▶ **Given request**: State how many lines of the entries below hold the word "الكريم"; reply with nothing but the number.

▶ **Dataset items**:
+++++

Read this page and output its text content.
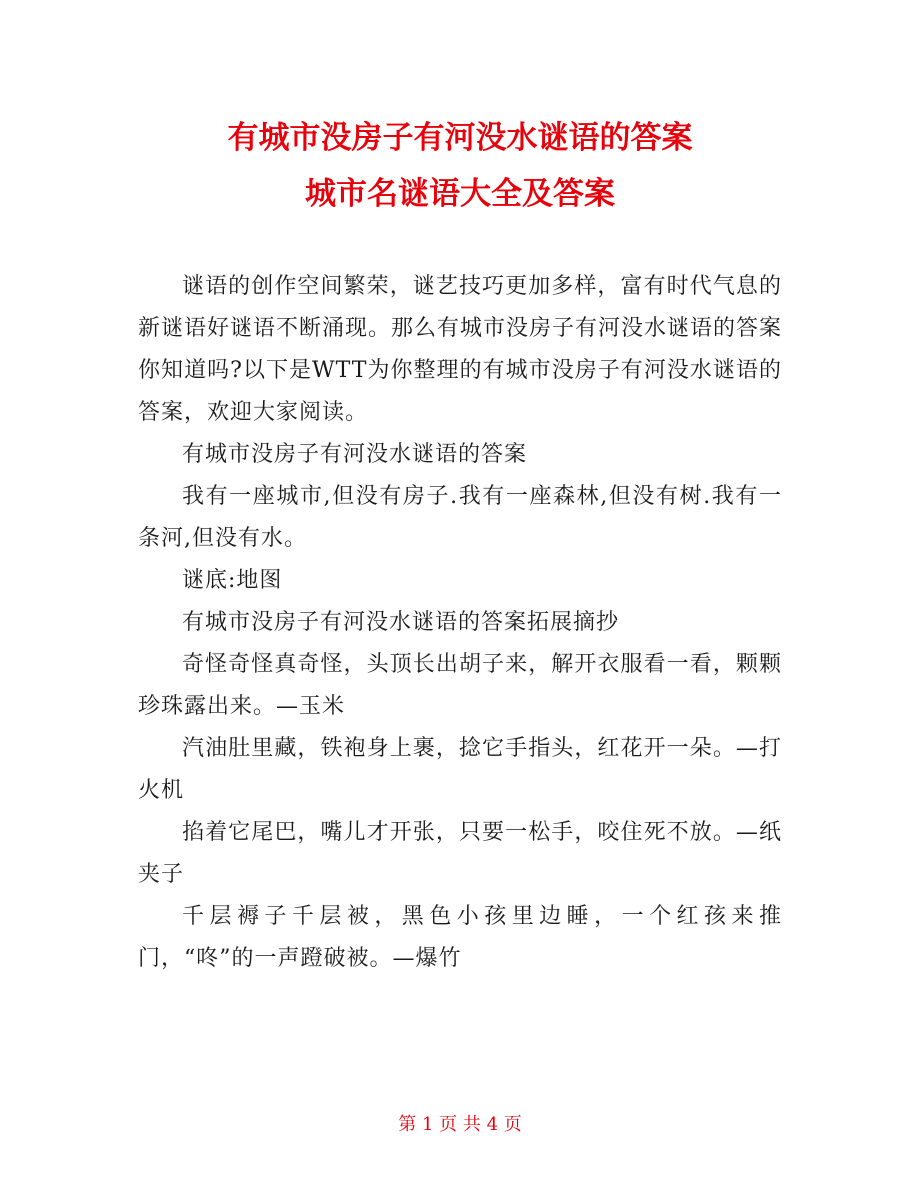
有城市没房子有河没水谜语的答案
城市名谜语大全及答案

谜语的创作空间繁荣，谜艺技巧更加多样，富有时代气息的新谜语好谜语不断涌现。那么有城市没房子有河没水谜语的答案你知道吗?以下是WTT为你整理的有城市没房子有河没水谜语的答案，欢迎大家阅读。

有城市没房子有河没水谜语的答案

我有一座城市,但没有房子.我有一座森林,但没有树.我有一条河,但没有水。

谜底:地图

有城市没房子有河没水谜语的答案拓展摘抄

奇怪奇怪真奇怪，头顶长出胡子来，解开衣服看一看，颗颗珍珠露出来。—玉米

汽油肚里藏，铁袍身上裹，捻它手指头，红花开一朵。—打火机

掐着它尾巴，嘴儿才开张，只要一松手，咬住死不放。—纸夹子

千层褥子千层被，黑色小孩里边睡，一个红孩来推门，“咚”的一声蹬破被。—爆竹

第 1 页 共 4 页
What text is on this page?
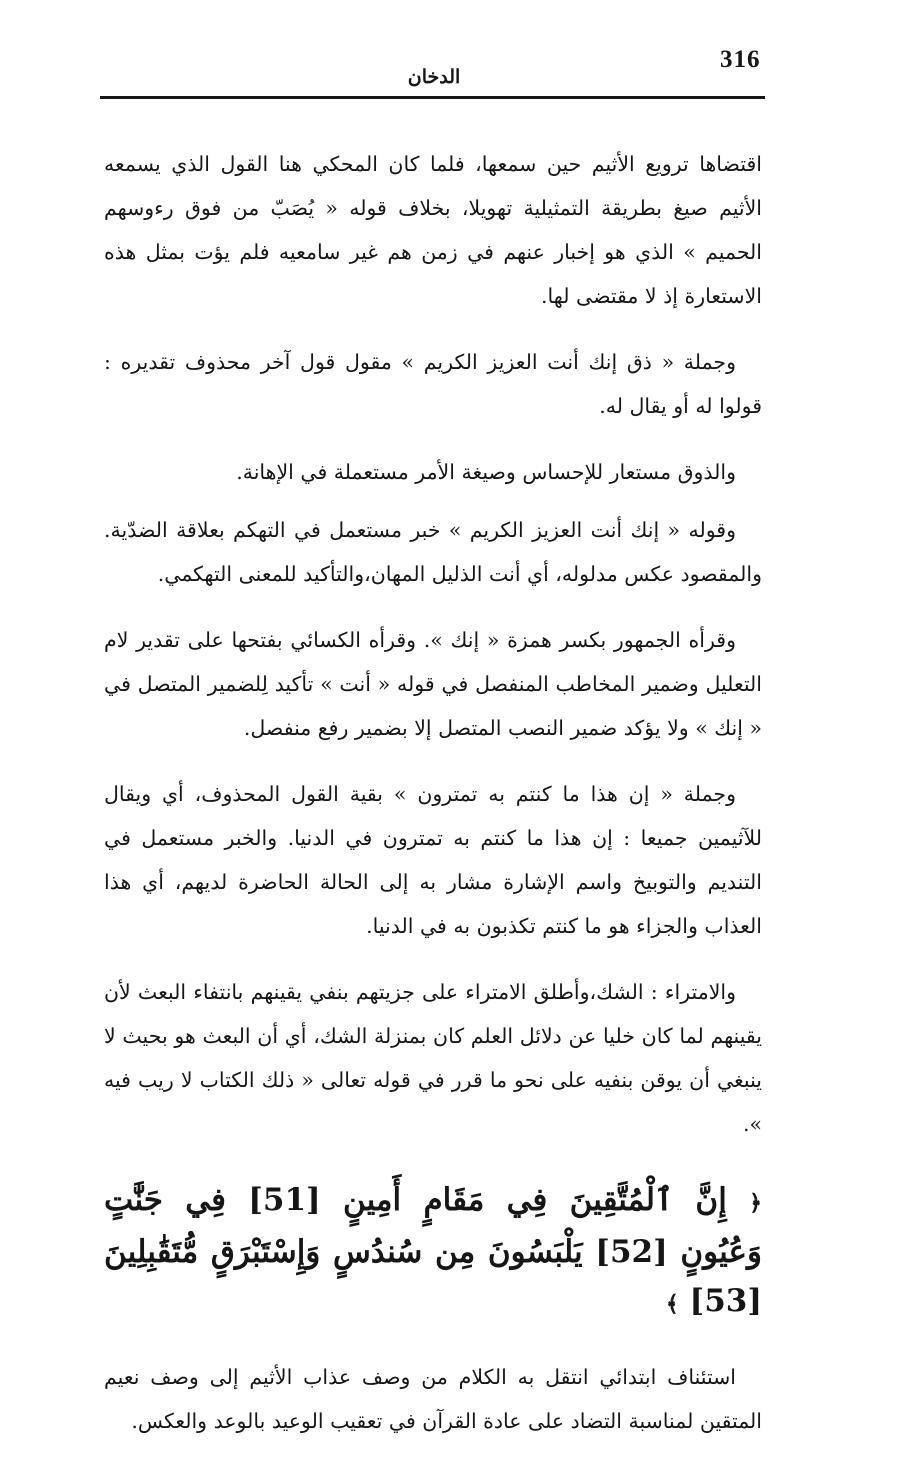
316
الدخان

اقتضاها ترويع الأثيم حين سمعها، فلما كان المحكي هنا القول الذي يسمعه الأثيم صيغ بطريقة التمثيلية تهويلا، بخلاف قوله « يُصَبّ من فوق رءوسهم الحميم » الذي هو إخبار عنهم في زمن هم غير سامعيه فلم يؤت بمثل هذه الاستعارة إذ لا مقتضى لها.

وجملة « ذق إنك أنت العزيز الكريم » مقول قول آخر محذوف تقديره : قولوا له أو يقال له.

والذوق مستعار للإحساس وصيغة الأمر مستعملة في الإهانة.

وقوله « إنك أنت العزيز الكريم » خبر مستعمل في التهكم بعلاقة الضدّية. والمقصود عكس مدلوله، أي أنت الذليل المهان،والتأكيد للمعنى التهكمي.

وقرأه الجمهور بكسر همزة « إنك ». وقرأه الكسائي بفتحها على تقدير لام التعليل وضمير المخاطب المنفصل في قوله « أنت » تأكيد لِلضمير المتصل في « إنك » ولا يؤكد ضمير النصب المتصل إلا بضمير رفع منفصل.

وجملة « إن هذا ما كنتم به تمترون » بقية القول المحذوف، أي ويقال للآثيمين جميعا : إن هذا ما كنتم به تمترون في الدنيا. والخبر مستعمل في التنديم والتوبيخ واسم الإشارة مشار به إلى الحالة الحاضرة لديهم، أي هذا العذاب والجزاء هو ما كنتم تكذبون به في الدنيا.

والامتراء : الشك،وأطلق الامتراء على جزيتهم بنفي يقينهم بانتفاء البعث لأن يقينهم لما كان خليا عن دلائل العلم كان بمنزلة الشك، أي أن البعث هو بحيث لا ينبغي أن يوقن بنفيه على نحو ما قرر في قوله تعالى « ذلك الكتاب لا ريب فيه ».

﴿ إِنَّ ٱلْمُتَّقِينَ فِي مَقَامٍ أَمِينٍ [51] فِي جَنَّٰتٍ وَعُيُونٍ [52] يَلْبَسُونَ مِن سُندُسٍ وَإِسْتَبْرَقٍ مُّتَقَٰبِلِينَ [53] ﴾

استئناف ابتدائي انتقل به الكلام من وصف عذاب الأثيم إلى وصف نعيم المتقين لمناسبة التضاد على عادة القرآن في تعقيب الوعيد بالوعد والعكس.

+++++

▶ **Expected output**: 2